WHAT TO WORK ON: Repeat every line exactly, keeping the pictures out of the copy.

EXTRACTED MATERIAL:
----------
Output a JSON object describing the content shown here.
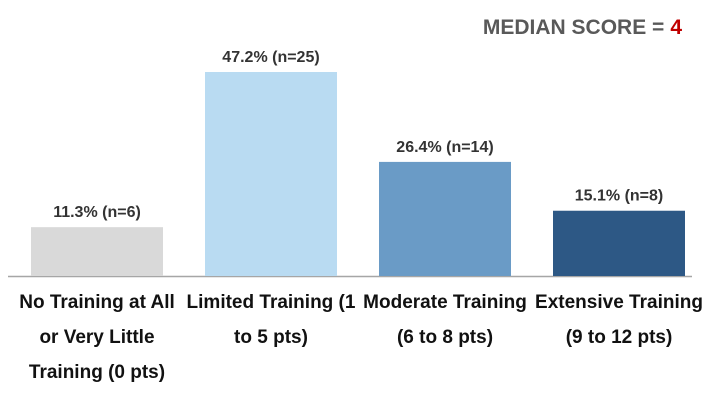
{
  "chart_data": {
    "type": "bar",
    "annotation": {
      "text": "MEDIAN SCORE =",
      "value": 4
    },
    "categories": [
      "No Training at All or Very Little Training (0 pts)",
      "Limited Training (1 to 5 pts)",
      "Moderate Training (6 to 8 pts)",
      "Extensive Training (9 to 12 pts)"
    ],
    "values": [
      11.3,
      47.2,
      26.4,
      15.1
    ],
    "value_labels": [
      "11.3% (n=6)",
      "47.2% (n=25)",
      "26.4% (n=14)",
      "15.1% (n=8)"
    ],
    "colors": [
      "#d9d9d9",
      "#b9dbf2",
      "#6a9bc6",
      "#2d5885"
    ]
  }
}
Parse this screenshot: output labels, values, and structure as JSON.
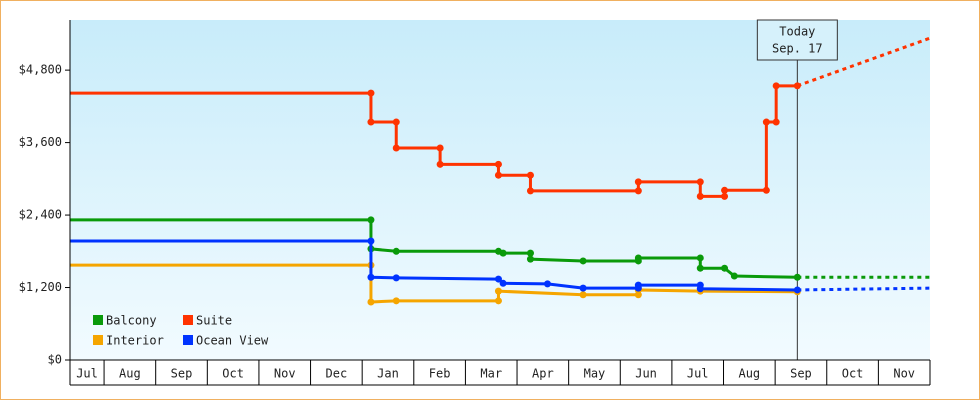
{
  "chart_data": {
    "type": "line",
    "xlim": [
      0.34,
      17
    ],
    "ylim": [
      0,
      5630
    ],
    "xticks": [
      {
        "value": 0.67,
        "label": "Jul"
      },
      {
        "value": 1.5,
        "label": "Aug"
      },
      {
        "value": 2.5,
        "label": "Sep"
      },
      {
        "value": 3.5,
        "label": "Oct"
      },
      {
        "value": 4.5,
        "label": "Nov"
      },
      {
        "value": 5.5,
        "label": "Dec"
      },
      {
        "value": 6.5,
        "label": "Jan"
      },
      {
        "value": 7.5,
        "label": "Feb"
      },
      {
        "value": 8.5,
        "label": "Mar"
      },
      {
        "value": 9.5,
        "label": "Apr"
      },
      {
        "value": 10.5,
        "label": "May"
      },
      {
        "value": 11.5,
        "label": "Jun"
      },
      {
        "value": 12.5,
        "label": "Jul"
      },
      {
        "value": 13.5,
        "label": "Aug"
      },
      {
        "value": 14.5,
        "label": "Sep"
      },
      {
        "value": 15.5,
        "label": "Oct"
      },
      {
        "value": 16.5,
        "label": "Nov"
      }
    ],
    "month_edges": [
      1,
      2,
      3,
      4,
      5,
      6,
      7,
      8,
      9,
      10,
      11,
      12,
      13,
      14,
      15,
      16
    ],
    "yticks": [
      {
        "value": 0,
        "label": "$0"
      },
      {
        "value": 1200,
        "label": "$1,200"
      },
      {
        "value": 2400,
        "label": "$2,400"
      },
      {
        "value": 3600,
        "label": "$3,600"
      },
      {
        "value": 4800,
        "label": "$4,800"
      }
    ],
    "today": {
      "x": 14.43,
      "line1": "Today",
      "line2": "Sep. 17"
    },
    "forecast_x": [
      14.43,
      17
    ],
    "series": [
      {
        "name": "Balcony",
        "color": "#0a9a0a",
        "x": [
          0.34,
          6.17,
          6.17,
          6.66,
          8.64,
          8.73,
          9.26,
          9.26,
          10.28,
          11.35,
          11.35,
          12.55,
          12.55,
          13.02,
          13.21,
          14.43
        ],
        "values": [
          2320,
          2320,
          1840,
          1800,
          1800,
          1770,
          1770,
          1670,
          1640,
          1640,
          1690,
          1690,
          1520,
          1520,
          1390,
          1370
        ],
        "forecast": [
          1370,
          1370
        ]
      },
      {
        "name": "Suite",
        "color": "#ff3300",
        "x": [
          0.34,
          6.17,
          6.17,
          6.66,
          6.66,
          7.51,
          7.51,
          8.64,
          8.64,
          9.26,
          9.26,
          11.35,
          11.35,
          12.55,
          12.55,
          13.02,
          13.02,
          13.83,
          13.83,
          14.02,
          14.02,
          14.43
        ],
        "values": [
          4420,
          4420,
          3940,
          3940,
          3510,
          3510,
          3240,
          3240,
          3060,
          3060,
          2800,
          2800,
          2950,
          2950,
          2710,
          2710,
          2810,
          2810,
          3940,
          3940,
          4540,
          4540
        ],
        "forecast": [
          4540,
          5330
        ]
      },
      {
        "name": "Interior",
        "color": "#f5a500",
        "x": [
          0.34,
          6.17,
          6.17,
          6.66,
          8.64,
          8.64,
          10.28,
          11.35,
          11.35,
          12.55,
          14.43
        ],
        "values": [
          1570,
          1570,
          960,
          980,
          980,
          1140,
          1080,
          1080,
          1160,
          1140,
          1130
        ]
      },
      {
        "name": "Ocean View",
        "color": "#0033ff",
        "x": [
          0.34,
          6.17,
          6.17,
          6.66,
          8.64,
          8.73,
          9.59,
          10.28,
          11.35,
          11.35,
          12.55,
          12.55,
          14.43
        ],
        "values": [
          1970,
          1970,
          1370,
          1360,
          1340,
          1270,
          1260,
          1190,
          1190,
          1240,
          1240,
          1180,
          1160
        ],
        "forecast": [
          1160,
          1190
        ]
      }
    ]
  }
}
----------
OUTPUT FOR THIS TASK:
Output a JSON object describing the content shown here.
{
  "chart_data": {
    "type": "bar",
    "annotation": {
      "text": "MEDIAN SCORE =",
      "value": 4
    },
    "categories": [
      "No Training at All or Very Little Training (0 pts)",
      "Limited Training (1 to 5 pts)",
      "Moderate Training (6 to 8 pts)",
      "Extensive Training (9 to 12 pts)"
    ],
    "values": [
      11.3,
      47.2,
      26.4,
      15.1
    ],
    "value_labels": [
      "11.3% (n=6)",
      "47.2% (n=25)",
      "26.4% (n=14)",
      "15.1% (n=8)"
    ],
    "colors": [
      "#d9d9d9",
      "#b9dbf2",
      "#6a9bc6",
      "#2d5885"
    ]
  }
}
Parse this screenshot: output labels, values, and structure as JSON.
{
  "chart_data": {
    "type": "line",
    "xlim": [
      0.34,
      17
    ],
    "ylim": [
      0,
      5630
    ],
    "xticks": [
      {
        "value": 0.67,
        "label": "Jul"
      },
      {
        "value": 1.5,
        "label": "Aug"
      },
      {
        "value": 2.5,
        "label": "Sep"
      },
      {
        "value": 3.5,
        "label": "Oct"
      },
      {
        "value": 4.5,
        "label": "Nov"
      },
      {
        "value": 5.5,
        "label": "Dec"
      },
      {
        "value": 6.5,
        "label": "Jan"
      },
      {
        "value": 7.5,
        "label": "Feb"
      },
      {
        "value": 8.5,
        "label": "Mar"
      },
      {
        "value": 9.5,
        "label": "Apr"
      },
      {
        "value": 10.5,
        "label": "May"
      },
      {
        "value": 11.5,
        "label": "Jun"
      },
      {
        "value": 12.5,
        "label": "Jul"
      },
      {
        "value": 13.5,
        "label": "Aug"
      },
      {
        "value": 14.5,
        "label": "Sep"
      },
      {
        "value": 15.5,
        "label": "Oct"
      },
      {
        "value": 16.5,
        "label": "Nov"
      }
    ],
    "month_edges": [
      1,
      2,
      3,
      4,
      5,
      6,
      7,
      8,
      9,
      10,
      11,
      12,
      13,
      14,
      15,
      16
    ],
    "yticks": [
      {
        "value": 0,
        "label": "$0"
      },
      {
        "value": 1200,
        "label": "$1,200"
      },
      {
        "value": 2400,
        "label": "$2,400"
      },
      {
        "value": 3600,
        "label": "$3,600"
      },
      {
        "value": 4800,
        "label": "$4,800"
      }
    ],
    "today": {
      "x": 14.43,
      "line1": "Today",
      "line2": "Sep. 17"
    },
    "forecast_x": [
      14.43,
      17
    ],
    "series": [
      {
        "name": "Balcony",
        "color": "#0a9a0a",
        "x": [
          0.34,
          6.17,
          6.17,
          6.66,
          8.64,
          8.73,
          9.26,
          9.26,
          10.28,
          11.35,
          11.35,
          12.55,
          12.55,
          13.02,
          13.21,
          14.43
        ],
        "values": [
          2320,
          2320,
          1840,
          1800,
          1800,
          1770,
          1770,
          1670,
          1640,
          1640,
          1690,
          1690,
          1520,
          1520,
          1390,
          1370
        ],
        "forecast": [
          1370,
          1370
        ]
      },
      {
        "name": "Suite",
        "color": "#ff3300",
        "x": [
          0.34,
          6.17,
          6.17,
          6.66,
          6.66,
          7.51,
          7.51,
          8.64,
          8.64,
          9.26,
          9.26,
          11.35,
          11.35,
          12.55,
          12.55,
          13.02,
          13.02,
          13.83,
          13.83,
          14.02,
          14.02,
          14.43
        ],
        "values": [
          4420,
          4420,
          3940,
          3940,
          3510,
          3510,
          3240,
          3240,
          3060,
          3060,
          2800,
          2800,
          2950,
          2950,
          2710,
          2710,
          2810,
          2810,
          3940,
          3940,
          4540,
          4540
        ],
        "forecast": [
          4540,
          5330
        ]
      },
      {
        "name": "Interior",
        "color": "#f5a500",
        "x": [
          0.34,
          6.17,
          6.17,
          6.66,
          8.64,
          8.64,
          10.28,
          11.35,
          11.35,
          12.55,
          14.43
        ],
        "values": [
          1570,
          1570,
          960,
          980,
          980,
          1140,
          1080,
          1080,
          1160,
          1140,
          1130
        ]
      },
      {
        "name": "Ocean View",
        "color": "#0033ff",
        "x": [
          0.34,
          6.17,
          6.17,
          6.66,
          8.64,
          8.73,
          9.59,
          10.28,
          11.35,
          11.35,
          12.55,
          12.55,
          14.43
        ],
        "values": [
          1970,
          1970,
          1370,
          1360,
          1340,
          1270,
          1260,
          1190,
          1190,
          1240,
          1240,
          1180,
          1160
        ],
        "forecast": [
          1160,
          1190
        ]
      }
    ]
  }
}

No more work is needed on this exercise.